WHAT THE EXERCISE ASKS - Copy out each line of the data holding "value".

▬▬▬▬▬▬

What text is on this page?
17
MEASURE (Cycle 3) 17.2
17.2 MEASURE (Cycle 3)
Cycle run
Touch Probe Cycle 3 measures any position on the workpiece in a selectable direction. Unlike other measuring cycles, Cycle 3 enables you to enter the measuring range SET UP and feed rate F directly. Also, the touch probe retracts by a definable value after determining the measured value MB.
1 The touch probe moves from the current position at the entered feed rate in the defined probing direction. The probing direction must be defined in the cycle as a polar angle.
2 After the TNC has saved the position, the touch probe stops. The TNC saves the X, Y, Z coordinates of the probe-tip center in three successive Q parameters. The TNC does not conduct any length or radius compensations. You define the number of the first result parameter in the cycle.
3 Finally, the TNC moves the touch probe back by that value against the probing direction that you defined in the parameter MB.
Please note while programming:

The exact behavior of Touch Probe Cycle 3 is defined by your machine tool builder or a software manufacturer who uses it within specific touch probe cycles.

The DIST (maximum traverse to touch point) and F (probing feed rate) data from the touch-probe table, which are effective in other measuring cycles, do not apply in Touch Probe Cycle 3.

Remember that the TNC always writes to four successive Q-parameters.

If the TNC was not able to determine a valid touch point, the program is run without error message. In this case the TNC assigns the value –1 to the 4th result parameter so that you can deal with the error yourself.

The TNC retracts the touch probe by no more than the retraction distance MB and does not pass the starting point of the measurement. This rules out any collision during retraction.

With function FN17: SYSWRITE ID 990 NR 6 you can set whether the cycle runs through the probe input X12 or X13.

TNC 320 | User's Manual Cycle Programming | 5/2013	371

▬▬▬▬▬▬

EXERCISE SOLUTION -
Touch Probe Cycle 3 measures any position on the workpiece in a selectable direction. Unlike other measuring cycles, Cycle 3 enables you to enter the measuring range SET UP and feed rate F directly. Also, the touch probe retracts by a definable value after determining the measured value MB.
3 Finally, the TNC moves the touch probe back by that value against the probing direction that you defined in the parameter MB.
If the TNC was not able to determine a valid touch point, the program is run without error message. In this case the TNC assigns the value –1 to the 4th result parameter so that you can deal with the error yourself.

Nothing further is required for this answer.